* Stored records
[Start]

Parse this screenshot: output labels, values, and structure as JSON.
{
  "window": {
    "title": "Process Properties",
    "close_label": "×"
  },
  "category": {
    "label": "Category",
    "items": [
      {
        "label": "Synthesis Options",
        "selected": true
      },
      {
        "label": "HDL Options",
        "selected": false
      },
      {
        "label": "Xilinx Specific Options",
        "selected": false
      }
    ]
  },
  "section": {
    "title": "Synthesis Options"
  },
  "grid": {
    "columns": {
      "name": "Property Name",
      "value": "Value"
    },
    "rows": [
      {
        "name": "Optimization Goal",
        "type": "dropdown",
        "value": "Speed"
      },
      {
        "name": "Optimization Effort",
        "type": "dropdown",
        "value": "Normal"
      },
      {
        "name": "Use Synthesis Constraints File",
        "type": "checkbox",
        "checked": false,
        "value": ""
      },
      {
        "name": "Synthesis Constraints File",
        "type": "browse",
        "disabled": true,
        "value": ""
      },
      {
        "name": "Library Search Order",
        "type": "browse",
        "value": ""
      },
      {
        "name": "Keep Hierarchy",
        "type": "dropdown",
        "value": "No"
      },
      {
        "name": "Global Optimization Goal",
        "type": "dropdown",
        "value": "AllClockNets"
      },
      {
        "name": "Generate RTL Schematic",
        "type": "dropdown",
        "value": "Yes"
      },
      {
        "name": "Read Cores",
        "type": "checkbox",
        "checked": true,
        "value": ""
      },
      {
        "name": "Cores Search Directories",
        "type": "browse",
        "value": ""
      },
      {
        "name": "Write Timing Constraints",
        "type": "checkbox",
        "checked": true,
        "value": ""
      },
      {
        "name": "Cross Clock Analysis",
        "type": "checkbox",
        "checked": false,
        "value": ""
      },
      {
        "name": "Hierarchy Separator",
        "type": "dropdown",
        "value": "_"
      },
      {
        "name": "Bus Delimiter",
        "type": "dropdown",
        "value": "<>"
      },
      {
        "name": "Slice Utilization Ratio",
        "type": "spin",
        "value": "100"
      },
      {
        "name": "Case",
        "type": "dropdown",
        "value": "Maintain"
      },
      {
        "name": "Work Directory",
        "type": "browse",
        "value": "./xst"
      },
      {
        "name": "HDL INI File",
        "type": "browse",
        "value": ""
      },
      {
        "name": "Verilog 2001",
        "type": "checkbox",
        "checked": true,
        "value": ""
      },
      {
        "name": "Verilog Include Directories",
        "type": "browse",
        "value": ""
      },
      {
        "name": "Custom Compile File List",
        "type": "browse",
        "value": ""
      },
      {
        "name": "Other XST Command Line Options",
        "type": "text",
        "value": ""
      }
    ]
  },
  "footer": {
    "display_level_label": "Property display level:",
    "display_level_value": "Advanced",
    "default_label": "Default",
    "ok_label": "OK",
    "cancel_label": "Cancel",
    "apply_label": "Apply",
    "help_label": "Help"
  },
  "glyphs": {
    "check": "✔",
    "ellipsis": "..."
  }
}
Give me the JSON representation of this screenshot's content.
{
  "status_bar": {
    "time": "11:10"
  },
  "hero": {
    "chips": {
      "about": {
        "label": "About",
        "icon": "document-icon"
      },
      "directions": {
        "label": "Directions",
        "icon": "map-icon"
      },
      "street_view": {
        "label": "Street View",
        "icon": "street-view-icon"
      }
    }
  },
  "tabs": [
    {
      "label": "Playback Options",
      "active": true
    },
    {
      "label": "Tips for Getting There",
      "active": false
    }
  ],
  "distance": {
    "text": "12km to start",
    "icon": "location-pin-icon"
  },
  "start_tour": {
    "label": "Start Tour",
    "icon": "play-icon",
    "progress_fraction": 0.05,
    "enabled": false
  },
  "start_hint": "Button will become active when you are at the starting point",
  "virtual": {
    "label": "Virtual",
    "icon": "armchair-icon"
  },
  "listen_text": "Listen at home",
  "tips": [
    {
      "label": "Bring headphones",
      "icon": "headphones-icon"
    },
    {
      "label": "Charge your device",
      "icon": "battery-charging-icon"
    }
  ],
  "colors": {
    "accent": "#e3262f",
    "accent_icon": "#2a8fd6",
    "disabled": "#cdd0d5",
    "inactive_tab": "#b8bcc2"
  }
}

[End]

* Directions for this task
Where a line contains "Verilog", copy that line.

* Written answer
        "name": "Verilog 2001",
        "name": "Verilog Include Directories",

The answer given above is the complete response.